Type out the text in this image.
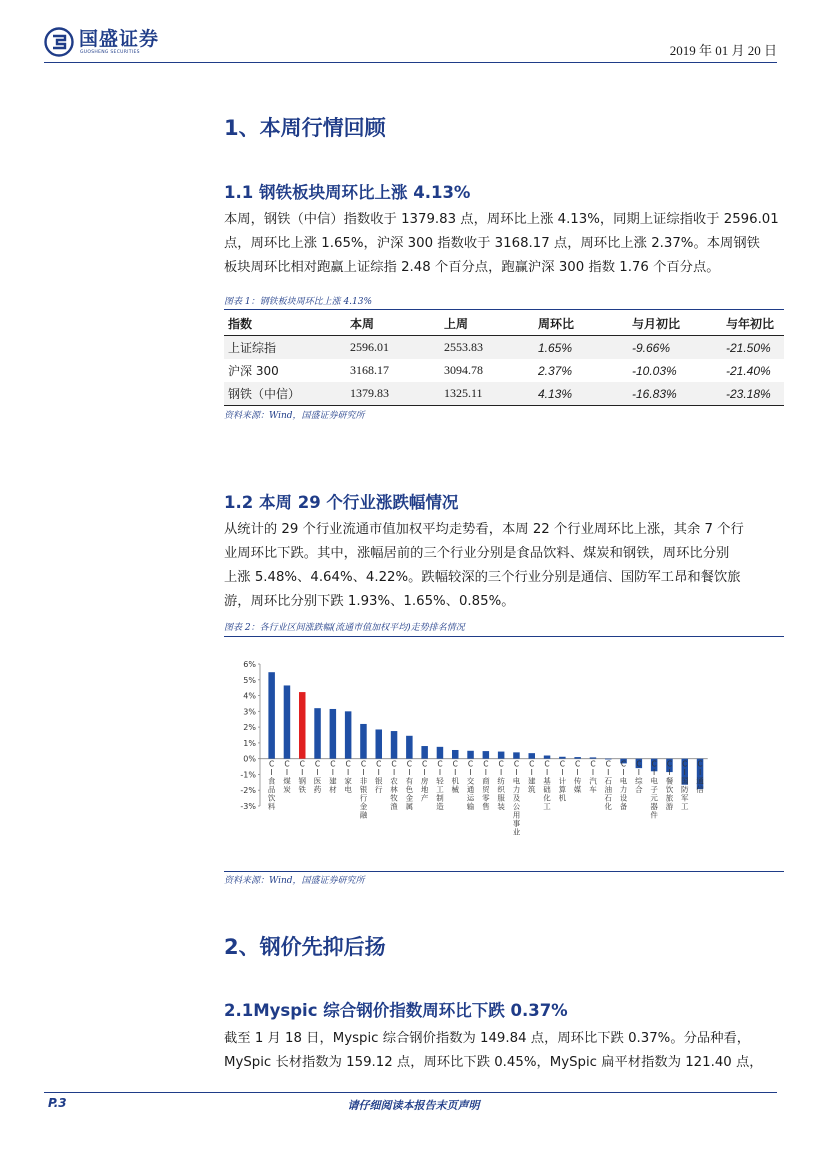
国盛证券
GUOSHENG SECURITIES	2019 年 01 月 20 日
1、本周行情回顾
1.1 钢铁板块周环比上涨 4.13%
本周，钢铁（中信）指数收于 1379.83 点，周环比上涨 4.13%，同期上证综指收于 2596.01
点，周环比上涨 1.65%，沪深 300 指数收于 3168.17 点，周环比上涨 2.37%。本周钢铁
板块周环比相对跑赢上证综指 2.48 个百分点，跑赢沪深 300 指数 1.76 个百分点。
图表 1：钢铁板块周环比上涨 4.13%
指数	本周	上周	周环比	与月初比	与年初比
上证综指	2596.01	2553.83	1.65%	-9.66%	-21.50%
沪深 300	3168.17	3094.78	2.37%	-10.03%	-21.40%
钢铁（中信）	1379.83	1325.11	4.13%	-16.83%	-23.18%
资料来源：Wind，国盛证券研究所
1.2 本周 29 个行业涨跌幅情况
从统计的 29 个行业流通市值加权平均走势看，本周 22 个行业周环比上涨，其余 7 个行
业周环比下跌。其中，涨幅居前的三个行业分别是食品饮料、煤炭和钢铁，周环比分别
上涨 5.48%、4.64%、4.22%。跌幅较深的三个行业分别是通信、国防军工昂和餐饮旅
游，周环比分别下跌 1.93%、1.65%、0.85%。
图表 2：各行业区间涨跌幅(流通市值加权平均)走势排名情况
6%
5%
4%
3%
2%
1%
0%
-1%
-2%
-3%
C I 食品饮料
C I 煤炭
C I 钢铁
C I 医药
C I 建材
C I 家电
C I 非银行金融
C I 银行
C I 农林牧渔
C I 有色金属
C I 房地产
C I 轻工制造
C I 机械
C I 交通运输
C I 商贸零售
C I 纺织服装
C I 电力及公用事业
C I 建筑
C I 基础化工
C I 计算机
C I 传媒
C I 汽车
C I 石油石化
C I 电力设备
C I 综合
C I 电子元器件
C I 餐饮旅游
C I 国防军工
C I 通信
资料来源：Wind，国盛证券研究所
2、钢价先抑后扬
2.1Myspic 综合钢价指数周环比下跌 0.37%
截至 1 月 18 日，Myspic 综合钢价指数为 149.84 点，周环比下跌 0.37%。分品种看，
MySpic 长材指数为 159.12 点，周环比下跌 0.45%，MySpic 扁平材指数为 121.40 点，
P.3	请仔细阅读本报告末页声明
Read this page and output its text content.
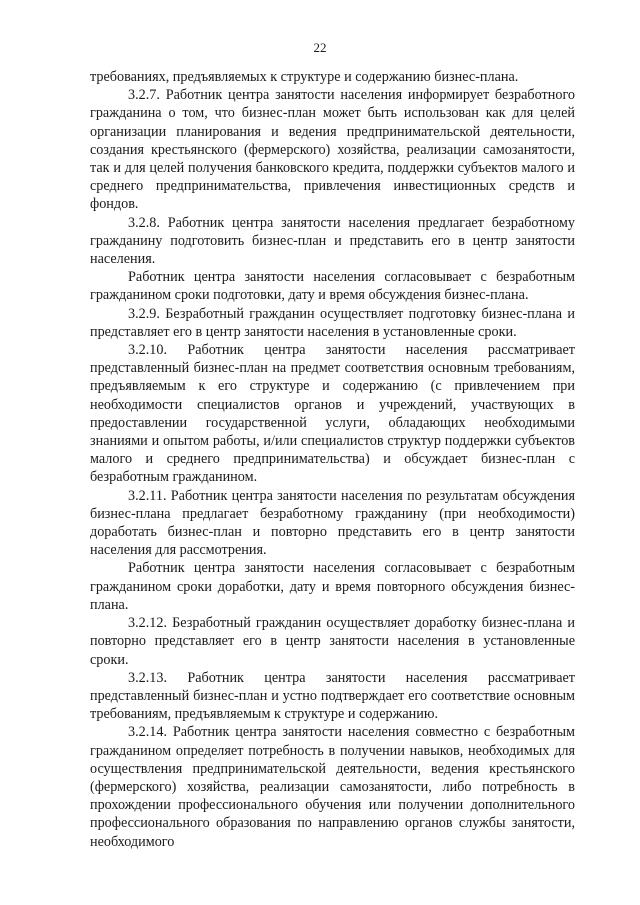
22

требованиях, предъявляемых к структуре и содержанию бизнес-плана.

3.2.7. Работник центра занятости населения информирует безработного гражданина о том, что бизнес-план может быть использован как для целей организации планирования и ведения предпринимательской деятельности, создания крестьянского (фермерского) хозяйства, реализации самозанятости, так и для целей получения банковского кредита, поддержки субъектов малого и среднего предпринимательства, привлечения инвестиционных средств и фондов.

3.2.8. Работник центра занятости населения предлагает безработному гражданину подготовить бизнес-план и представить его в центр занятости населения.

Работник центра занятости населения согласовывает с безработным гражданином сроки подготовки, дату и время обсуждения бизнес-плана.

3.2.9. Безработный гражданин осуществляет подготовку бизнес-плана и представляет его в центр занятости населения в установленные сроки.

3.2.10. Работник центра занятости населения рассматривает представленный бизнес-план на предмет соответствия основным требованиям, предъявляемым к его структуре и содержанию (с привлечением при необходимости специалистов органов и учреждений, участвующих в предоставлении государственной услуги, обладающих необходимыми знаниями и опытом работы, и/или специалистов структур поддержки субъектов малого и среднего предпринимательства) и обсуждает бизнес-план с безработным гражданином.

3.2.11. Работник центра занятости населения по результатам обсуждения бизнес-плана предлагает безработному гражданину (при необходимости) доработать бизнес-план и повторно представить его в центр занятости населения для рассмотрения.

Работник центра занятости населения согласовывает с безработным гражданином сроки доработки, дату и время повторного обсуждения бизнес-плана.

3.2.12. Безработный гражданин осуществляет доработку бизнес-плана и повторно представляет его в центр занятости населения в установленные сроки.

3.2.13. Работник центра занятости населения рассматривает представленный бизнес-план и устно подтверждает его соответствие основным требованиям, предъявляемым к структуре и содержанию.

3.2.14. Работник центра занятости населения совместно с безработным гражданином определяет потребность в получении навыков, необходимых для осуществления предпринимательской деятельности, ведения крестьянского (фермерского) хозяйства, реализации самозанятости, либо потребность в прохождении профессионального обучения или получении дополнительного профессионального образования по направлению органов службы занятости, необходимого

---*---

**WHAT YOU WILL DO**
Above are the entries; count how many of their lines contain the word "гражданину" and give only that number.

**EXERCISE RESULT**
2